(Data items)
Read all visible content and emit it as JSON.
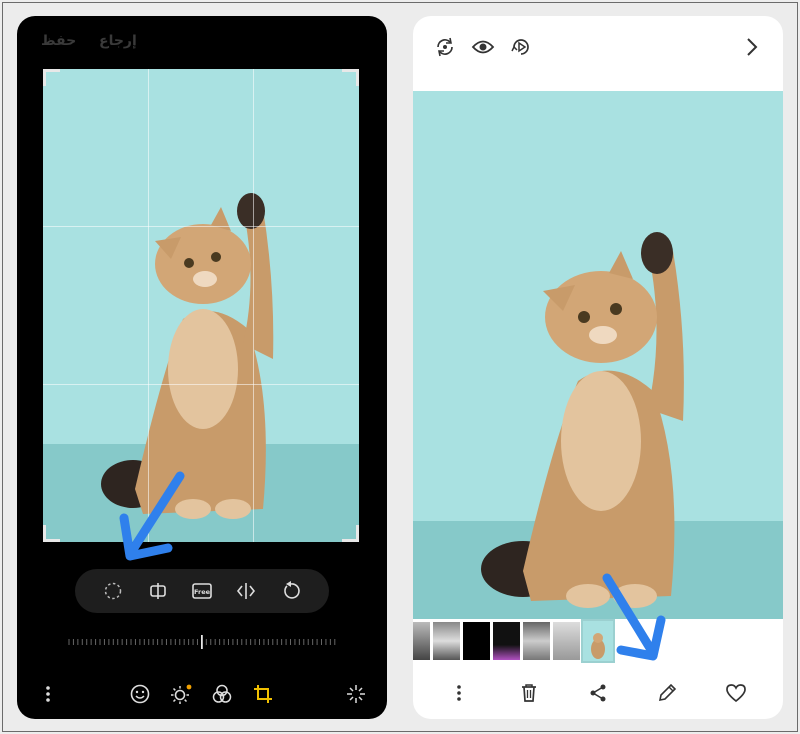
{
  "editor": {
    "save_label": "حفظ",
    "revert_label": "إرجاع",
    "free_label": "Free",
    "tools": [
      {
        "name": "lasso-icon"
      },
      {
        "name": "flip-vertical-icon"
      },
      {
        "name": "free-aspect-icon"
      },
      {
        "name": "mirror-horizontal-icon"
      },
      {
        "name": "rotate-icon"
      }
    ],
    "bottom": [
      {
        "name": "more-options-icon"
      },
      {
        "name": "sticker-face-icon"
      },
      {
        "name": "brightness-icon"
      },
      {
        "name": "filters-icon"
      },
      {
        "name": "crop-rotate-icon"
      },
      {
        "name": "auto-enhance-icon"
      }
    ]
  },
  "viewer": {
    "top": [
      {
        "name": "remaster-icon"
      },
      {
        "name": "eye-icon"
      },
      {
        "name": "motion-photo-icon"
      },
      {
        "name": "chevron-right-icon"
      }
    ],
    "bottom": [
      {
        "name": "more-options-icon"
      },
      {
        "name": "delete-icon"
      },
      {
        "name": "share-icon"
      },
      {
        "name": "edit-pencil-icon"
      },
      {
        "name": "favorite-heart-icon"
      }
    ]
  },
  "colors": {
    "accent_arrow": "#2f80ec",
    "crop_active": "#f0c000",
    "photo_bg": "#a9e1e1"
  }
}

=== What needs to be done ===
Quote the data exactly, leaving every image out of the copy.

=== Exercise output ===
Read all visible content and emit it as JSON.
{
  "editor": {
    "save_label": "حفظ",
    "revert_label": "إرجاع",
    "free_label": "Free",
    "tools": [
      {
        "name": "lasso-icon"
      },
      {
        "name": "flip-vertical-icon"
      },
      {
        "name": "free-aspect-icon"
      },
      {
        "name": "mirror-horizontal-icon"
      },
      {
        "name": "rotate-icon"
      }
    ],
    "bottom": [
      {
        "name": "more-options-icon"
      },
      {
        "name": "sticker-face-icon"
      },
      {
        "name": "brightness-icon"
      },
      {
        "name": "filters-icon"
      },
      {
        "name": "crop-rotate-icon"
      },
      {
        "name": "auto-enhance-icon"
      }
    ]
  },
  "viewer": {
    "top": [
      {
        "name": "remaster-icon"
      },
      {
        "name": "eye-icon"
      },
      {
        "name": "motion-photo-icon"
      },
      {
        "name": "chevron-right-icon"
      }
    ],
    "bottom": [
      {
        "name": "more-options-icon"
      },
      {
        "name": "delete-icon"
      },
      {
        "name": "share-icon"
      },
      {
        "name": "edit-pencil-icon"
      },
      {
        "name": "favorite-heart-icon"
      }
    ]
  },
  "colors": {
    "accent_arrow": "#2f80ec",
    "crop_active": "#f0c000",
    "photo_bg": "#a9e1e1"
  }
}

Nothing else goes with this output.